- **Rows**:
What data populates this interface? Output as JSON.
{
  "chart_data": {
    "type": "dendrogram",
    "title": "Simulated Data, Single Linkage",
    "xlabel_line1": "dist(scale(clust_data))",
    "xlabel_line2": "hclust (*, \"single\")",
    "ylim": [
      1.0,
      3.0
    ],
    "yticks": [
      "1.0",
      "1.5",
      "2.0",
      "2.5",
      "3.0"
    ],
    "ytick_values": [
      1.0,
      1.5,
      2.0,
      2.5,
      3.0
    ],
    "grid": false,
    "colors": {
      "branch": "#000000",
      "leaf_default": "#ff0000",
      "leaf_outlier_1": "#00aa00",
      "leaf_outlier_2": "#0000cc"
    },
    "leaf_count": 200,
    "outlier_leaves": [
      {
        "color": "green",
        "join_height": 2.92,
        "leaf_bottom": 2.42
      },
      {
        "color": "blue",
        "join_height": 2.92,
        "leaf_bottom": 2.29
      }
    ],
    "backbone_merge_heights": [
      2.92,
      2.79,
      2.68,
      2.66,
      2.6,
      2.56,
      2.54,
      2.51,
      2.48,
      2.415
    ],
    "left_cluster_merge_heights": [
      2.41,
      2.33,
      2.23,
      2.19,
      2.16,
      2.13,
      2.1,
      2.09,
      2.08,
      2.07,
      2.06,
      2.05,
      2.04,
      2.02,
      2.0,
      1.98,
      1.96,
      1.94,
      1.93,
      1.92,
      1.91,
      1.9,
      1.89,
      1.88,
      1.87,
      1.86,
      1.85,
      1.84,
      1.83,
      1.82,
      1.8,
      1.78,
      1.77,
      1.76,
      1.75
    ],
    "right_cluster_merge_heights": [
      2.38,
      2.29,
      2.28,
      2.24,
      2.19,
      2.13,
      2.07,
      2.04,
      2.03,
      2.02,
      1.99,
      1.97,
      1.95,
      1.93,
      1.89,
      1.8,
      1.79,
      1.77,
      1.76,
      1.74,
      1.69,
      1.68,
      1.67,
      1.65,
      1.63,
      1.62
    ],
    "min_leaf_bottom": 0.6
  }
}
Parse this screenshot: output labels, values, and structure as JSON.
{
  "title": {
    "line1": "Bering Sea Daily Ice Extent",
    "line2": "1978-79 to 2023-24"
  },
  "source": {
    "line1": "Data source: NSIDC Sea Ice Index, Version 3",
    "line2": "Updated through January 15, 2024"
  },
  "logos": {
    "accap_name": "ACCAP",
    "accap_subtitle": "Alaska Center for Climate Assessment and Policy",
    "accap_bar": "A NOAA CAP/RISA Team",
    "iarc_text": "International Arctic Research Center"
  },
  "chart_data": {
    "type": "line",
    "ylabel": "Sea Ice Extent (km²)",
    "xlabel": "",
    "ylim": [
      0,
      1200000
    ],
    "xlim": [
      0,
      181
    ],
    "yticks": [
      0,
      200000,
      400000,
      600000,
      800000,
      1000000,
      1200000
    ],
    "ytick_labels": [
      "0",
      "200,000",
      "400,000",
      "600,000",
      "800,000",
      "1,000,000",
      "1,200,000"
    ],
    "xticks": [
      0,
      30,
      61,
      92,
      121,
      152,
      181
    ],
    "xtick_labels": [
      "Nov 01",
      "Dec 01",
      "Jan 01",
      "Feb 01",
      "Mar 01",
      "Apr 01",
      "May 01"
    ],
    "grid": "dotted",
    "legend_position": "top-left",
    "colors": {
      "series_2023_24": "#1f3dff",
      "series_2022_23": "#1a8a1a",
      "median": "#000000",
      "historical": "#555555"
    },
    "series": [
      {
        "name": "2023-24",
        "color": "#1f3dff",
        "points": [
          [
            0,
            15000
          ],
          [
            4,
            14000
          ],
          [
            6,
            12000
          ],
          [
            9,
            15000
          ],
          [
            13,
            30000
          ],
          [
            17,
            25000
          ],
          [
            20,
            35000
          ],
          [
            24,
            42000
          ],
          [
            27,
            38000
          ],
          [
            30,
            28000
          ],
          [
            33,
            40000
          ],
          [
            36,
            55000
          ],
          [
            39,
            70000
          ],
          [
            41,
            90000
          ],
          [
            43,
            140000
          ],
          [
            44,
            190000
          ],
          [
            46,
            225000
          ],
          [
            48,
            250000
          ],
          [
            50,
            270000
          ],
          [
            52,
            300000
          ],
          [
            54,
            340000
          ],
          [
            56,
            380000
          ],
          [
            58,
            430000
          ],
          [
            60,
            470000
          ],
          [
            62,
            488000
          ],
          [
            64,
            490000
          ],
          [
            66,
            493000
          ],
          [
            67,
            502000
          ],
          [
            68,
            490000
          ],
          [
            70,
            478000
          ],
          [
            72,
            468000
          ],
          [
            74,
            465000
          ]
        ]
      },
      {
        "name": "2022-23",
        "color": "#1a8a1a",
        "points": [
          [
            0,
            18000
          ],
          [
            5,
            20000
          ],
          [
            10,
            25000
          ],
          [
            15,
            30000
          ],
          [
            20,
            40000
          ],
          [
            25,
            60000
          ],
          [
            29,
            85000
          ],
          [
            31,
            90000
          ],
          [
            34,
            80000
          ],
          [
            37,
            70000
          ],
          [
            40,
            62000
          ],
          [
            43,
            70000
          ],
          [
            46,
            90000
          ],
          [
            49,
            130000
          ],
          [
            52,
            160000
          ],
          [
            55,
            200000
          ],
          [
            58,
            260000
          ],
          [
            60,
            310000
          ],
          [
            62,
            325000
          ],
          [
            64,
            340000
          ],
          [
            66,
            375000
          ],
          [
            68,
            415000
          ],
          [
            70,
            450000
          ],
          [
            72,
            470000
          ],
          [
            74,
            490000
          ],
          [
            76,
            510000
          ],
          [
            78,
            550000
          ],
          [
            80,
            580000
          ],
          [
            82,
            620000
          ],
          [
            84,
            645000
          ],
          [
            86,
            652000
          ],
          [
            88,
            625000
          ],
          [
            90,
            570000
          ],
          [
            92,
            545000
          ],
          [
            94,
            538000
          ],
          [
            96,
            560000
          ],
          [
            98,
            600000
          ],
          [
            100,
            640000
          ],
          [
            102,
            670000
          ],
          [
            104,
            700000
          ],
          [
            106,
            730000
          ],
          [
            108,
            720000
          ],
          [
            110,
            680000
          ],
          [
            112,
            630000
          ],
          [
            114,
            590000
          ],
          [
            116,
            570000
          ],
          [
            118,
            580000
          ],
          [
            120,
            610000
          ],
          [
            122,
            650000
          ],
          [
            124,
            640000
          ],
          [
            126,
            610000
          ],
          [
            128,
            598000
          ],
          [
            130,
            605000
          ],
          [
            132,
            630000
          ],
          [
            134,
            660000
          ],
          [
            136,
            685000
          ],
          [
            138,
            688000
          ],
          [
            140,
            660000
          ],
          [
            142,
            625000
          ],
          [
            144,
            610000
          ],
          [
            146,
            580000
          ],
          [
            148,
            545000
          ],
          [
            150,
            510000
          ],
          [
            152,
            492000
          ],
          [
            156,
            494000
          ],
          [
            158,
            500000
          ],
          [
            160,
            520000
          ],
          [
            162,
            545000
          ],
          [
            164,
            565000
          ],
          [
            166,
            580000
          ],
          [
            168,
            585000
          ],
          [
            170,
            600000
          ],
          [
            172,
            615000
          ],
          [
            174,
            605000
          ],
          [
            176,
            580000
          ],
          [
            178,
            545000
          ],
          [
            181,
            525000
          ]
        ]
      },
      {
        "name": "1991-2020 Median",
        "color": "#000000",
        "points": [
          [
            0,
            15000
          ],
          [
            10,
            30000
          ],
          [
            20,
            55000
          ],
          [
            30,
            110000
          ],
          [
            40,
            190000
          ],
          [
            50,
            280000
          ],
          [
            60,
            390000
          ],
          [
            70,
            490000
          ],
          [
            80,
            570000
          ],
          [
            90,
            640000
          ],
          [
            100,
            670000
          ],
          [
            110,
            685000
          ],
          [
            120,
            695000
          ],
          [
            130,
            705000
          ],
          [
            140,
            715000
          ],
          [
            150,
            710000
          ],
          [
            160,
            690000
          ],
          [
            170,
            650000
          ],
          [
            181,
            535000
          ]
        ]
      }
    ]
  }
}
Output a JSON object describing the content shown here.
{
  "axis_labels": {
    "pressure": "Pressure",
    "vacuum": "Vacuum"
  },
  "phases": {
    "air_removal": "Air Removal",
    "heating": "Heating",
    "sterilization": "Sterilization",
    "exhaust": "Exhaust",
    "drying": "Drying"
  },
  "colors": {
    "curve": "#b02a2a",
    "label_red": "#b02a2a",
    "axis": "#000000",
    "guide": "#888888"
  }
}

- **Set problem**:
Return exactly the lines from the line bearing "Output a JSON" to the end of the records, inclusive of both; include no other lines.

- **Completed task**:
Output a JSON object describing the content shown here.
{
  "axis_labels": {
    "pressure": "Pressure",
    "vacuum": "Vacuum"
  },
  "phases": {
    "air_removal": "Air Removal",
    "heating": "Heating",
    "sterilization": "Sterilization",
    "exhaust": "Exhaust",
    "drying": "Drying"
  },
  "colors": {
    "curve": "#b02a2a",
    "label_red": "#b02a2a",
    "axis": "#000000",
    "guide": "#888888"
  }
}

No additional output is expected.